§ **PROBLEM**
What is the number of lines containing the word "residue"? Please answer with that number and nothing more.

-- begin --

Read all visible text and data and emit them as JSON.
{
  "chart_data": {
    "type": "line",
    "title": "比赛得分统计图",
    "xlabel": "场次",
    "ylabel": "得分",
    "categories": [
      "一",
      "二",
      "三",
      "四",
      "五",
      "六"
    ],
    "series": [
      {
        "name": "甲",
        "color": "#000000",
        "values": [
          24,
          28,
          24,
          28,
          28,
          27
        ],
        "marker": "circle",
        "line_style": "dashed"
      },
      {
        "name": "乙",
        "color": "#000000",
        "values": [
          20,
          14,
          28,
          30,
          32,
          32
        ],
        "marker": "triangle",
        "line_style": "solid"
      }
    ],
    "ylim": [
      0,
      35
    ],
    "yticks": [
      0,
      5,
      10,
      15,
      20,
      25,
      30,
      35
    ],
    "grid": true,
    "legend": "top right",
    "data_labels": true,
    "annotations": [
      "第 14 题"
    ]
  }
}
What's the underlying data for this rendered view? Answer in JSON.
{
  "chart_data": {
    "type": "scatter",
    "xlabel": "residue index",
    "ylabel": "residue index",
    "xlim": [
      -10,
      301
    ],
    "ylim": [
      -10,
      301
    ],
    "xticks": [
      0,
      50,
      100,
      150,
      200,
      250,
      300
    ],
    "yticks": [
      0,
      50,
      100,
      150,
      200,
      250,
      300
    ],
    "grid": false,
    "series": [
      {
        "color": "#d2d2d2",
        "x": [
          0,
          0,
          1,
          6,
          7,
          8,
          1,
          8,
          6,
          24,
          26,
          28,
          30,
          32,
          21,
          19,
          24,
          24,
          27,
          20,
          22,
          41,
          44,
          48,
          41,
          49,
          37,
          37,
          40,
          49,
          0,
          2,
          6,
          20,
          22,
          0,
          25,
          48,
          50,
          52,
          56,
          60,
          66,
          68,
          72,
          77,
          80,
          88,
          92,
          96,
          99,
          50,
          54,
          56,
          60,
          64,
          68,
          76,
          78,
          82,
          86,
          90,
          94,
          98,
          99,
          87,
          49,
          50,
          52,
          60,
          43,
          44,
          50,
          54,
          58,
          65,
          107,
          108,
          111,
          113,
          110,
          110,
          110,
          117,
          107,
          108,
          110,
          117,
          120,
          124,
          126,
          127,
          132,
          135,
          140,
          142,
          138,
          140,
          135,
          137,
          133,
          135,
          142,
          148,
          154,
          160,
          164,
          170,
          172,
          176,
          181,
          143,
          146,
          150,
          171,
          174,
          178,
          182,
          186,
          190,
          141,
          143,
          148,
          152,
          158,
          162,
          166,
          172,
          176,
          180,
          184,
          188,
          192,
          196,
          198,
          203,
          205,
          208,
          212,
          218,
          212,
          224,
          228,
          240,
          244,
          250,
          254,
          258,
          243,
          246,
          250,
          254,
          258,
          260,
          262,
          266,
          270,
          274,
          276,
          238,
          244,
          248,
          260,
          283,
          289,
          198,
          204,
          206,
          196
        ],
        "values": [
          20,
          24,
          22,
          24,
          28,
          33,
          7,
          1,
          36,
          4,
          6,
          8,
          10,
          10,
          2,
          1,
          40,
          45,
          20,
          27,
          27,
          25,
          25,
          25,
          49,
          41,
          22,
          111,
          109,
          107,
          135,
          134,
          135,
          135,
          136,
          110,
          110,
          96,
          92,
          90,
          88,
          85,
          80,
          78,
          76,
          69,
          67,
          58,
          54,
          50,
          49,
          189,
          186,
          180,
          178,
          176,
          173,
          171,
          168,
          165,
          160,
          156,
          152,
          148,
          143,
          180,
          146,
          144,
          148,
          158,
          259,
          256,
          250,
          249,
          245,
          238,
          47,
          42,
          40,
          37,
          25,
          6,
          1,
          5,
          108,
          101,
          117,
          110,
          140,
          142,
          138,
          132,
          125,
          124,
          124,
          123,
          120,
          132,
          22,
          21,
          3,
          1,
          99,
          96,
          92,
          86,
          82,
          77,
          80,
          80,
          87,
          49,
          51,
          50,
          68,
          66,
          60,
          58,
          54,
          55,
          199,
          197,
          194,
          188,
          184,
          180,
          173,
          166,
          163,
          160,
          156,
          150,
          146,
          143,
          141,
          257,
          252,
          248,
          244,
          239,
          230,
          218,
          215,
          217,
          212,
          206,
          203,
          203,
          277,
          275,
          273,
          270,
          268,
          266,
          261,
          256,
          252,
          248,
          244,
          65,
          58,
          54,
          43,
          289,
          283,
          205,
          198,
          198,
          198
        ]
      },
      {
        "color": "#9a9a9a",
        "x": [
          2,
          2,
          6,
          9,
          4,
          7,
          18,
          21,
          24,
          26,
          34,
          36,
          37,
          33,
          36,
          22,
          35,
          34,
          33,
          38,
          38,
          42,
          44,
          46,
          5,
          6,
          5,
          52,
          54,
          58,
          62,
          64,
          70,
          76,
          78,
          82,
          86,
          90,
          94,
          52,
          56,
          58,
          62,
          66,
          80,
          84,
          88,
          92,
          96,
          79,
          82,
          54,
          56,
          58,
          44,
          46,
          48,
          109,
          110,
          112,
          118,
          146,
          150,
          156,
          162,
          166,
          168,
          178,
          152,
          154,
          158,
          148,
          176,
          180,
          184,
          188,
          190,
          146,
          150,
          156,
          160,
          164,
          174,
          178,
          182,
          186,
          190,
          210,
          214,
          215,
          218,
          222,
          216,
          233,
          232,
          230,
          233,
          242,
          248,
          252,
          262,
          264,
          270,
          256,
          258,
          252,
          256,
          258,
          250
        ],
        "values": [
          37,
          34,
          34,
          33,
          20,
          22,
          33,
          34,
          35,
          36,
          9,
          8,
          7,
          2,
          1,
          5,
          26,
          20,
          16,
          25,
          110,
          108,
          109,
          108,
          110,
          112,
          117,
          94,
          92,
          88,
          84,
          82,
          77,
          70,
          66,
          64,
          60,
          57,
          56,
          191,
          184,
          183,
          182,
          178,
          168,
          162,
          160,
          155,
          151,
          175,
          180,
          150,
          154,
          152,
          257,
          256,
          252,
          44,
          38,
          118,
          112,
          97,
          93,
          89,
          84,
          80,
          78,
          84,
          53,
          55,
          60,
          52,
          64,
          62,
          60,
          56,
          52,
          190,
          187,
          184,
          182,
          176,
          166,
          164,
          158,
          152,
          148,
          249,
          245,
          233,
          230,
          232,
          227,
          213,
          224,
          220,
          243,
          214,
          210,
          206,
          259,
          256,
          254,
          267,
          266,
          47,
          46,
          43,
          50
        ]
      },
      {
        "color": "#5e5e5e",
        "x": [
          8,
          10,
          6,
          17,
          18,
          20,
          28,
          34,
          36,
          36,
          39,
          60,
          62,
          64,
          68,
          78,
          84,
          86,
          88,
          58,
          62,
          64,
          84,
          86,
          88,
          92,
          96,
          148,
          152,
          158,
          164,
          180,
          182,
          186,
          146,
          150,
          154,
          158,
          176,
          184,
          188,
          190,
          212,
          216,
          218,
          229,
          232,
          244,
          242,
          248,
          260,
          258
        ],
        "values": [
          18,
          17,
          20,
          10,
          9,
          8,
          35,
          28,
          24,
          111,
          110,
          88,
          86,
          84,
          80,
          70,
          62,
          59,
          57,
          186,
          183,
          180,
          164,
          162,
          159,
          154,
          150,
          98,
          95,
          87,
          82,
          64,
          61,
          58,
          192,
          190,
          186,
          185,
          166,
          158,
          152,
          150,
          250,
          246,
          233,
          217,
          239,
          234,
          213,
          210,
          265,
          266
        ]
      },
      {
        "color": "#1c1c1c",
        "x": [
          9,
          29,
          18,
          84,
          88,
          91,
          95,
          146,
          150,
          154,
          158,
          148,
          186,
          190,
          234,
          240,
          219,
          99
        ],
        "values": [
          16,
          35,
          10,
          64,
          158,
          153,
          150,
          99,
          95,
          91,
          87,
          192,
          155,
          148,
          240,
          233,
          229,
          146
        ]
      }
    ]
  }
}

-- end --

§ **RESPONSE TO THIS EXERCISE**
2